• Exercise aim:
Restate the complete material exactly.

Material provided start

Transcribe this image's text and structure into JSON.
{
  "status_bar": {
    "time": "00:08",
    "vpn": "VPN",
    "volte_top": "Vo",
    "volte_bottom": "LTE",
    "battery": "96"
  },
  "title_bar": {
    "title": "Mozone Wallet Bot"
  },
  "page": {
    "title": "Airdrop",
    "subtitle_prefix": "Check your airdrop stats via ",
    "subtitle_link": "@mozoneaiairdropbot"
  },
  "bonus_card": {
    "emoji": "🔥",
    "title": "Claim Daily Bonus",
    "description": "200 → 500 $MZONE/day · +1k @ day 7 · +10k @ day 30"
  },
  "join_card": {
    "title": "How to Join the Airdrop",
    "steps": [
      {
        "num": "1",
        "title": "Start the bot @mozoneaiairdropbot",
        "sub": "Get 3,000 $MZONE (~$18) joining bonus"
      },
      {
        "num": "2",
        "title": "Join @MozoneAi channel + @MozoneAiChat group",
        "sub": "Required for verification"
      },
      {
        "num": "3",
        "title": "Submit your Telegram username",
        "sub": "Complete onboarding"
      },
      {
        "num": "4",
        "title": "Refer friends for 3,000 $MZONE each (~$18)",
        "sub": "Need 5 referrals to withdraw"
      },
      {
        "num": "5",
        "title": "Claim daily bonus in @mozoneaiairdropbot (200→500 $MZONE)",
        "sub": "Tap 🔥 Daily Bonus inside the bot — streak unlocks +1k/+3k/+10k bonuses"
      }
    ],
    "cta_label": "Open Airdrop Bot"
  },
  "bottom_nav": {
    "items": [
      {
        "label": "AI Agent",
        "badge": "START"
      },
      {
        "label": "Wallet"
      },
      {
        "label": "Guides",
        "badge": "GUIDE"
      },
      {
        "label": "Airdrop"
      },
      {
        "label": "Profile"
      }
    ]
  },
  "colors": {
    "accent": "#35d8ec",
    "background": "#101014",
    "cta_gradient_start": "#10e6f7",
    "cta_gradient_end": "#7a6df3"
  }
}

Material provided end

• Complete output:
Transcribe this image's text and structure into JSON.
{
  "status_bar": {
    "time": "00:08",
    "vpn": "VPN",
    "volte_top": "Vo",
    "volte_bottom": "LTE",
    "battery": "96"
  },
  "title_bar": {
    "title": "Mozone Wallet Bot"
  },
  "page": {
    "title": "Airdrop",
    "subtitle_prefix": "Check your airdrop stats via ",
    "subtitle_link": "@mozoneaiairdropbot"
  },
  "bonus_card": {
    "emoji": "🔥",
    "title": "Claim Daily Bonus",
    "description": "200 → 500 $MZONE/day · +1k @ day 7 · +10k @ day 30"
  },
  "join_card": {
    "title": "How to Join the Airdrop",
    "steps": [
      {
        "num": "1",
        "title": "Start the bot @mozoneaiairdropbot",
        "sub": "Get 3,000 $MZONE (~$18) joining bonus"
      },
      {
        "num": "2",
        "title": "Join @MozoneAi channel + @MozoneAiChat group",
        "sub": "Required for verification"
      },
      {
        "num": "3",
        "title": "Submit your Telegram username",
        "sub": "Complete onboarding"
      },
      {
        "num": "4",
        "title": "Refer friends for 3,000 $MZONE each (~$18)",
        "sub": "Need 5 referrals to withdraw"
      },
      {
        "num": "5",
        "title": "Claim daily bonus in @mozoneaiairdropbot (200→500 $MZONE)",
        "sub": "Tap 🔥 Daily Bonus inside the bot — streak unlocks +1k/+3k/+10k bonuses"
      }
    ],
    "cta_label": "Open Airdrop Bot"
  },
  "bottom_nav": {
    "items": [
      {
        "label": "AI Agent",
        "badge": "START"
      },
      {
        "label": "Wallet"
      },
      {
        "label": "Guides",
        "badge": "GUIDE"
      },
      {
        "label": "Airdrop"
      },
      {
        "label": "Profile"
      }
    ]
  },
  "colors": {
    "accent": "#35d8ec",
    "background": "#101014",
    "cta_gradient_start": "#10e6f7",
    "cta_gradient_end": "#7a6df3"
  }
}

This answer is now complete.